**Brief**
From the entries that follow, gather each line holding the word "ハイライト".
* * * *
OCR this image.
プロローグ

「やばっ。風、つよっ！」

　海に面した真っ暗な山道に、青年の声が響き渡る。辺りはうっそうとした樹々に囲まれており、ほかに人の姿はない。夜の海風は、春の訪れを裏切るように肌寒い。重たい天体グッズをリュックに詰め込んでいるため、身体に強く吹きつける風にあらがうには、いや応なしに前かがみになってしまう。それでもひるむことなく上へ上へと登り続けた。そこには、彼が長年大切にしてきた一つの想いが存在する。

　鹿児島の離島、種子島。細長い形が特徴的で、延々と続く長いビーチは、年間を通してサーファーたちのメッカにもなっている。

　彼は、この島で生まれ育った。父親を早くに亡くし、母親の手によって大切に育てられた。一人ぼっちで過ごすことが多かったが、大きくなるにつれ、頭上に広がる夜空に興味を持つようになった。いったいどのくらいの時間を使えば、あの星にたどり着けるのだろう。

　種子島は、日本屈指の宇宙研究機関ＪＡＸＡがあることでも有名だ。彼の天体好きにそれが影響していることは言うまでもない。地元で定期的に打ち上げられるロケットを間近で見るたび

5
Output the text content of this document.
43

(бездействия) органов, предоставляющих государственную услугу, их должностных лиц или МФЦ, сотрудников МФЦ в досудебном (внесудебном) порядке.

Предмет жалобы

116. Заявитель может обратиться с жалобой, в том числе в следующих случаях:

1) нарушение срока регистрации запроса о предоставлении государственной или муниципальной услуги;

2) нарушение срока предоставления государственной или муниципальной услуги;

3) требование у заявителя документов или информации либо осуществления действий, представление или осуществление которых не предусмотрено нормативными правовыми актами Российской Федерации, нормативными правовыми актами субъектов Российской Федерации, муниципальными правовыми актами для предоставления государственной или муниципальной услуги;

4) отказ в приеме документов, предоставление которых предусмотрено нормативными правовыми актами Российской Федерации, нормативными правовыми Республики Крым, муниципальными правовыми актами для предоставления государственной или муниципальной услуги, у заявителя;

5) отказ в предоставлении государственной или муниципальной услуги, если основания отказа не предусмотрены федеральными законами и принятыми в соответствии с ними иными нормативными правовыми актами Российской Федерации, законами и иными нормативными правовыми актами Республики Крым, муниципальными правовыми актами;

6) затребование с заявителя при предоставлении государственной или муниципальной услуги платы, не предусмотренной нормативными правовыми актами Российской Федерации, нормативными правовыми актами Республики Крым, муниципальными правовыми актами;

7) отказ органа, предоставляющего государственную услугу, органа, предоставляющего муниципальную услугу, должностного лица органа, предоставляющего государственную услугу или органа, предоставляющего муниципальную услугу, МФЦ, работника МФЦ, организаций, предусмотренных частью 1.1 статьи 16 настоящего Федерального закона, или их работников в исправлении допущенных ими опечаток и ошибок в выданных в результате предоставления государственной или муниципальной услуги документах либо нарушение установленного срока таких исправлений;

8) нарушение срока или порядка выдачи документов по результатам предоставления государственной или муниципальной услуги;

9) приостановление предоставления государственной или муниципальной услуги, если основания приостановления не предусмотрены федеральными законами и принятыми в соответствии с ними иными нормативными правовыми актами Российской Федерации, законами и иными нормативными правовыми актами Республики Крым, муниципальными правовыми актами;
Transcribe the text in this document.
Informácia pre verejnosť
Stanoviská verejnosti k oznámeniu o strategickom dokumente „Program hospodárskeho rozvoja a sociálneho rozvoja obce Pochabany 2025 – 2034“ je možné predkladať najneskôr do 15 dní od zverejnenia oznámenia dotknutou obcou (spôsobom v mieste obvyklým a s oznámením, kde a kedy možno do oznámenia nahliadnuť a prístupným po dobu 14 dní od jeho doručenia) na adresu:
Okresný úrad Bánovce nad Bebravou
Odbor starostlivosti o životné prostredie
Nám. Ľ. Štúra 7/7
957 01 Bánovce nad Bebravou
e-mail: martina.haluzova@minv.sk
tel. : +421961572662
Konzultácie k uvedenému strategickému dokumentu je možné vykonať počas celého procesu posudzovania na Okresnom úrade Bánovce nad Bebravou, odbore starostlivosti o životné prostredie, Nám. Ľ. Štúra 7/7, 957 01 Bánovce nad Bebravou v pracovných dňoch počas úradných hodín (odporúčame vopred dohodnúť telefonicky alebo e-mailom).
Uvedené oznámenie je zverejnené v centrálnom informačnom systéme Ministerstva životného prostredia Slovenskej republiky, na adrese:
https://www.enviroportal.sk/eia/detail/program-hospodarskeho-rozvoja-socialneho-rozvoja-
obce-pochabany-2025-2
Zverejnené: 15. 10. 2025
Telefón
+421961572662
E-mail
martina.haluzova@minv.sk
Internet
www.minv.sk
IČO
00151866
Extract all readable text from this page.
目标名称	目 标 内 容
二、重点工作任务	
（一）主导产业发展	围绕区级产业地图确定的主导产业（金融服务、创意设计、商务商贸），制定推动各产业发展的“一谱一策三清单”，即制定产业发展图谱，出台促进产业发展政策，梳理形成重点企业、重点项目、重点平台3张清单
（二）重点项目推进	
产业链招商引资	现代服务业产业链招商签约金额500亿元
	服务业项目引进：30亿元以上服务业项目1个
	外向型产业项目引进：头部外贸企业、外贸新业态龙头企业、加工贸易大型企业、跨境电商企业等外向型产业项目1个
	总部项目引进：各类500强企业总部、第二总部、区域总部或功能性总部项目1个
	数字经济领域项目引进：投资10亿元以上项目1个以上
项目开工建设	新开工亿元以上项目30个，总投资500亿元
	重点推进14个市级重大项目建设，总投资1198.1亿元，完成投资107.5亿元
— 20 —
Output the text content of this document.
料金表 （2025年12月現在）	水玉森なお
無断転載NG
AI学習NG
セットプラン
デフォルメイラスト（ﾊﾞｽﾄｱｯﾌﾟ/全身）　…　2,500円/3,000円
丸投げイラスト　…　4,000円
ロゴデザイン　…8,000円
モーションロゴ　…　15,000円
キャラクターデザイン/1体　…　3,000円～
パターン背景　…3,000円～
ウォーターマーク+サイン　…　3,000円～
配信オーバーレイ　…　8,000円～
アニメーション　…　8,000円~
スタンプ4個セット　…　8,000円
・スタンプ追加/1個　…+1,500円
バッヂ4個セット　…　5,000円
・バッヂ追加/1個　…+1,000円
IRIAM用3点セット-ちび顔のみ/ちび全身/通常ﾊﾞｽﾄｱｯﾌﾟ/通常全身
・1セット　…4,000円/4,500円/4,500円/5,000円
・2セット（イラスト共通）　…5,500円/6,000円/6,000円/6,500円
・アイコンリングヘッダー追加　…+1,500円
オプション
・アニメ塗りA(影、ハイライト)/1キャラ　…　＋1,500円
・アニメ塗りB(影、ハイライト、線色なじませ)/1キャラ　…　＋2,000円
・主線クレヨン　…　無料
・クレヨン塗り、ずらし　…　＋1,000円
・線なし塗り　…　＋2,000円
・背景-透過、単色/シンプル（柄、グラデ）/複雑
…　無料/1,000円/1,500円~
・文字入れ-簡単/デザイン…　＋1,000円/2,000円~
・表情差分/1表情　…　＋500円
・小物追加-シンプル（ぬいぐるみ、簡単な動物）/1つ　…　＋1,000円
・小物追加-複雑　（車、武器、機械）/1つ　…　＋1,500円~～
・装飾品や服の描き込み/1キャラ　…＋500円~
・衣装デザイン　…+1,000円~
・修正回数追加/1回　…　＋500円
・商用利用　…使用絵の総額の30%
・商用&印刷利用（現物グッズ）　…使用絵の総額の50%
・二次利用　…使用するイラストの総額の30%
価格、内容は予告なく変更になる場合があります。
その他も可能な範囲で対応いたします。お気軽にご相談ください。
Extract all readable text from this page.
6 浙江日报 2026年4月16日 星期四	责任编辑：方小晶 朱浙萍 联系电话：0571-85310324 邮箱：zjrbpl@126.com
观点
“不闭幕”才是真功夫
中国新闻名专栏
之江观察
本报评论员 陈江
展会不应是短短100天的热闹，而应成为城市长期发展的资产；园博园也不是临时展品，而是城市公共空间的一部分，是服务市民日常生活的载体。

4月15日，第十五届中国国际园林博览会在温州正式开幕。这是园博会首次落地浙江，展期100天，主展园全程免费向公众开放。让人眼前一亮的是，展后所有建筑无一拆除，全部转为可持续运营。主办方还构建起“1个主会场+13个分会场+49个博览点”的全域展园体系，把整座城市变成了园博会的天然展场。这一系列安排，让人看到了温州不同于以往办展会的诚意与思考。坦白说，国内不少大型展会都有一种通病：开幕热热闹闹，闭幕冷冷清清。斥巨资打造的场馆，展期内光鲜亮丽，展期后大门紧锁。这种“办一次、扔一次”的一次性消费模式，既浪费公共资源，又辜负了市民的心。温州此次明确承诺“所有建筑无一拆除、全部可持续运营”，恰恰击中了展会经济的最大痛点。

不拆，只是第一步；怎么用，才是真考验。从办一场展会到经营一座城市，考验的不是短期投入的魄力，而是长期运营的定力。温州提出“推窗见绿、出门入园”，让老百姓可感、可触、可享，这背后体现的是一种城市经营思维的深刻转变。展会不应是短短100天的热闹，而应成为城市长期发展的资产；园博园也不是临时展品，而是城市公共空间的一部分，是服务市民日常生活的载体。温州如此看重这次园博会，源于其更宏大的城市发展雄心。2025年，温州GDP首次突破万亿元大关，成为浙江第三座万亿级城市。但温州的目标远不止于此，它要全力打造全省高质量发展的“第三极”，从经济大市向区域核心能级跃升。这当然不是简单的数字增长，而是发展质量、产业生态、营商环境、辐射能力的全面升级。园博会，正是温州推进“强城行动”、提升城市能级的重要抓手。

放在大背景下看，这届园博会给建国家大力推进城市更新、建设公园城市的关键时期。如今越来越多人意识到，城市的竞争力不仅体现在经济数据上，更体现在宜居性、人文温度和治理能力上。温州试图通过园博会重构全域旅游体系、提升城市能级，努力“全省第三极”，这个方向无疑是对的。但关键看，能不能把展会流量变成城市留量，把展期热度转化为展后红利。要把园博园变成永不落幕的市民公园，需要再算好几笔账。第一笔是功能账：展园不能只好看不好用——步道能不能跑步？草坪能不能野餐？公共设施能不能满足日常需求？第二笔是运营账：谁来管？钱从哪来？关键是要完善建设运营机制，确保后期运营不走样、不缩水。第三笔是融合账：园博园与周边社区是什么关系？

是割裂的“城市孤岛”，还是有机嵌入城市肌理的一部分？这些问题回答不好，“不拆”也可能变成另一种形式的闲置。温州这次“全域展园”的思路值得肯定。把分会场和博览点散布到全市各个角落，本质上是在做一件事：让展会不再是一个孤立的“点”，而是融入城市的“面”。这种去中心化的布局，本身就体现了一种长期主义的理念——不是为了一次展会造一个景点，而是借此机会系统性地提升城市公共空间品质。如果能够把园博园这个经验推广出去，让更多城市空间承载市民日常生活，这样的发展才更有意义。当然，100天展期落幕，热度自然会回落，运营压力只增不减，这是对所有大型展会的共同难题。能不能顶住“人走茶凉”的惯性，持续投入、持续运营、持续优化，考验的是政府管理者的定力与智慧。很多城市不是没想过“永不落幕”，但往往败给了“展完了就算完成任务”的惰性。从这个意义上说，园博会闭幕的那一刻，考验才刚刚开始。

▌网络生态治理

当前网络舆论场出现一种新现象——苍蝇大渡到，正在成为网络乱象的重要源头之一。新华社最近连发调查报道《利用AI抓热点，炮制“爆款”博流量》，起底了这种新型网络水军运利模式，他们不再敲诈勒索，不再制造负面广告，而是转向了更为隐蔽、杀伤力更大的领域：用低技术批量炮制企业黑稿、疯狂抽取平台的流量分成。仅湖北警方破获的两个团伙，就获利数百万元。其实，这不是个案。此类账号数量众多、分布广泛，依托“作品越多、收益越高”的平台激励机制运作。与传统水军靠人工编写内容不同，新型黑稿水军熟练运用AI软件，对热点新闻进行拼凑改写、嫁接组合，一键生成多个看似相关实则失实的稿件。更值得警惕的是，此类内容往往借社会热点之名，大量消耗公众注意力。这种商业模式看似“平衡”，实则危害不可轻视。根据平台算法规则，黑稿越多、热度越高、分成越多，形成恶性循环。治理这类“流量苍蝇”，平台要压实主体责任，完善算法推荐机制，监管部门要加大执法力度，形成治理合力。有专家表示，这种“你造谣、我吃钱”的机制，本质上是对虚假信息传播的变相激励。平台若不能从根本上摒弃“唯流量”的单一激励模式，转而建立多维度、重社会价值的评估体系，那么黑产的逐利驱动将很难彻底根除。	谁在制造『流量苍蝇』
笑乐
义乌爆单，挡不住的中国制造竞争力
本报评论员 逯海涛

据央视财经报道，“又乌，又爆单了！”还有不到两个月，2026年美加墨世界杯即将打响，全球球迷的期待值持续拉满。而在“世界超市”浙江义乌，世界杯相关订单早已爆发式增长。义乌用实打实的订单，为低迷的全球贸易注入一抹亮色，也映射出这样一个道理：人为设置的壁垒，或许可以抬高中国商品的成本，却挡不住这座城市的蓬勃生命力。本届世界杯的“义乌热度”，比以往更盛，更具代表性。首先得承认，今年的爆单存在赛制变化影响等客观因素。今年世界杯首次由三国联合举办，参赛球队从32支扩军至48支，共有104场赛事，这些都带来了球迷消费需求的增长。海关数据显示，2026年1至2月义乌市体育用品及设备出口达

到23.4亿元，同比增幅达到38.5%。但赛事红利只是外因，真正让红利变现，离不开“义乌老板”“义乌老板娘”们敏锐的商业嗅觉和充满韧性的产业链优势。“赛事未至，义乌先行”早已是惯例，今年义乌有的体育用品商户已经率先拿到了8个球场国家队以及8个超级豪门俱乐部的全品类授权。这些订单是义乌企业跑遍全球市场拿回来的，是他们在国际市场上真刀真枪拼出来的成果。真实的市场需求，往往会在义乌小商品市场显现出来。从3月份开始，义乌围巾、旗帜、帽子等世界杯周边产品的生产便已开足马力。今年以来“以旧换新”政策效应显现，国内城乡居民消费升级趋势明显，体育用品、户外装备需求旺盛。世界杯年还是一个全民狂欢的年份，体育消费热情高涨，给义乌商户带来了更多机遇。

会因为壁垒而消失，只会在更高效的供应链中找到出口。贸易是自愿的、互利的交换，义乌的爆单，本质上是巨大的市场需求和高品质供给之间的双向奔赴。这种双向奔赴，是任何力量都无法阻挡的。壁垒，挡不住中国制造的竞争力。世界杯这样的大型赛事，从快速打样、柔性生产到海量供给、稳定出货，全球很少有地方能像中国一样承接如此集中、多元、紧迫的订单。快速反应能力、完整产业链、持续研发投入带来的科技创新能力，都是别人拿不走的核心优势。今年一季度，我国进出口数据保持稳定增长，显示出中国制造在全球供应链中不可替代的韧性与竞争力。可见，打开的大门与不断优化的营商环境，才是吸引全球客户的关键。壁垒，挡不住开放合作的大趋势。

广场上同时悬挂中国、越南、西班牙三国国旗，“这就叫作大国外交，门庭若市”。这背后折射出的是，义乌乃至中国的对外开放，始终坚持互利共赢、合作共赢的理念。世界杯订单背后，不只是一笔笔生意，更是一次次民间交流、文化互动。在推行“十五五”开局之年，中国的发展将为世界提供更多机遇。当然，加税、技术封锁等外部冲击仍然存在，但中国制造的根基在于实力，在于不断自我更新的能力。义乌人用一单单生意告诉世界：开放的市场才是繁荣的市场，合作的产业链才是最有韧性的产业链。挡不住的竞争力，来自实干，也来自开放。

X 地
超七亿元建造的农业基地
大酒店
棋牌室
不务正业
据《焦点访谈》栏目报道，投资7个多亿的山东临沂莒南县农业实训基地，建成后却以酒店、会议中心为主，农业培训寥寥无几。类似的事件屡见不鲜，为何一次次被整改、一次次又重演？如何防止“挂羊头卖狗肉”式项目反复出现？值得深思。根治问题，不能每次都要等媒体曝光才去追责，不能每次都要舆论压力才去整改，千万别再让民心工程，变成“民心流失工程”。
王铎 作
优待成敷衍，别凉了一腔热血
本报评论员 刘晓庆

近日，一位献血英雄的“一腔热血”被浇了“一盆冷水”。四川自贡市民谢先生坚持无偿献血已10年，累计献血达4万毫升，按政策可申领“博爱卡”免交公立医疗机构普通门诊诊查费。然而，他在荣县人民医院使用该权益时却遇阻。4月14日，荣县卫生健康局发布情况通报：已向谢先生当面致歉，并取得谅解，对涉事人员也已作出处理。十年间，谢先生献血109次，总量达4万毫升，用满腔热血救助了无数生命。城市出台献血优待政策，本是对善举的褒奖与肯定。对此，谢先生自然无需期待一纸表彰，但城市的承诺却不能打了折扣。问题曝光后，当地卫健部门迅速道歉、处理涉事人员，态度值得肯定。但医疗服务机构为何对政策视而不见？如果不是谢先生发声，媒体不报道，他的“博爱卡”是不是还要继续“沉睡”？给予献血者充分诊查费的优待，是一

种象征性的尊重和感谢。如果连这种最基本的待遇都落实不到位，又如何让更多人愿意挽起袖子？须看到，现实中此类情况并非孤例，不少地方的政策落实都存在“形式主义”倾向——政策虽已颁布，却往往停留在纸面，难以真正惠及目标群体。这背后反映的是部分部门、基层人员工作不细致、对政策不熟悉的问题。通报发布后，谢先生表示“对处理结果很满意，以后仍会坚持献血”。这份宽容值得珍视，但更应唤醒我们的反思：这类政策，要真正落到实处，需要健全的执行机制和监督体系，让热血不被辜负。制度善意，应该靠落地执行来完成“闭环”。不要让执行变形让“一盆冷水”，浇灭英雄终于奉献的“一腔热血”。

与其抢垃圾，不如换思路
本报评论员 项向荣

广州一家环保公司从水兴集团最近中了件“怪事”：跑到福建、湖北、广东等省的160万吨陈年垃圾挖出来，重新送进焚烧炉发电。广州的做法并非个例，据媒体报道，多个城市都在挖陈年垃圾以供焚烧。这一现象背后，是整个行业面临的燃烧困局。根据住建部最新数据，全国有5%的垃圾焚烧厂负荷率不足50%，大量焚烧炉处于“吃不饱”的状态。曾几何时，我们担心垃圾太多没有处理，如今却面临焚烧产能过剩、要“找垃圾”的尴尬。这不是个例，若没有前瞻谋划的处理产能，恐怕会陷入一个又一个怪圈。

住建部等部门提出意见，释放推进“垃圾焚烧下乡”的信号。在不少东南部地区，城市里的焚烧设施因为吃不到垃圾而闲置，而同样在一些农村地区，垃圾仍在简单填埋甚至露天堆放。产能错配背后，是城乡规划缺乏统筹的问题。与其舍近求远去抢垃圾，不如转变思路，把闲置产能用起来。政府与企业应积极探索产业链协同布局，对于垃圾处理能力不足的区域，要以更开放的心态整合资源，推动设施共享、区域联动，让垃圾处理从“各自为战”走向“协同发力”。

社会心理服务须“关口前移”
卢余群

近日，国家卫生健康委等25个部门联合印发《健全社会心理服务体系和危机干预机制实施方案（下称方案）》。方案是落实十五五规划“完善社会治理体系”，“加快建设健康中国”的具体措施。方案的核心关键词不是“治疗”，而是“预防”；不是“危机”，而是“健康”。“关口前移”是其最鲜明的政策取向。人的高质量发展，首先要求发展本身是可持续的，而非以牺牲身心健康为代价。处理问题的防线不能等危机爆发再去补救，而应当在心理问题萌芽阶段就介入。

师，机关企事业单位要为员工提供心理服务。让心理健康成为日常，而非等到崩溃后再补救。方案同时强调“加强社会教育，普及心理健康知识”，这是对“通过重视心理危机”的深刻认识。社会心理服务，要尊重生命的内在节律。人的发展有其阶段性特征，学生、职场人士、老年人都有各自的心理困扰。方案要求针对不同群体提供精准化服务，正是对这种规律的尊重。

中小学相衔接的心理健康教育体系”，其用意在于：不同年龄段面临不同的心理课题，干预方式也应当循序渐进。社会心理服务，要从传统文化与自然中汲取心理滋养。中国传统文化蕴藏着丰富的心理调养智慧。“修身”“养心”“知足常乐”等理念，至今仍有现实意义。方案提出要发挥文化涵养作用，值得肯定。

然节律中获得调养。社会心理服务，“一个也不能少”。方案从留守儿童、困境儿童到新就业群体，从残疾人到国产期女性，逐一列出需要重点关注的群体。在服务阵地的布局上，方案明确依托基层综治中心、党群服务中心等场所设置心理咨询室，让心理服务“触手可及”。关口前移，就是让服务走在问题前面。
* * * *
**Correct output**
・アニメ塗りA(影、ハイライト)/1キャラ　…　＋1,500円
・アニメ塗りB(影、ハイライト、線色なじませ)/1キャラ　…　＋2,000円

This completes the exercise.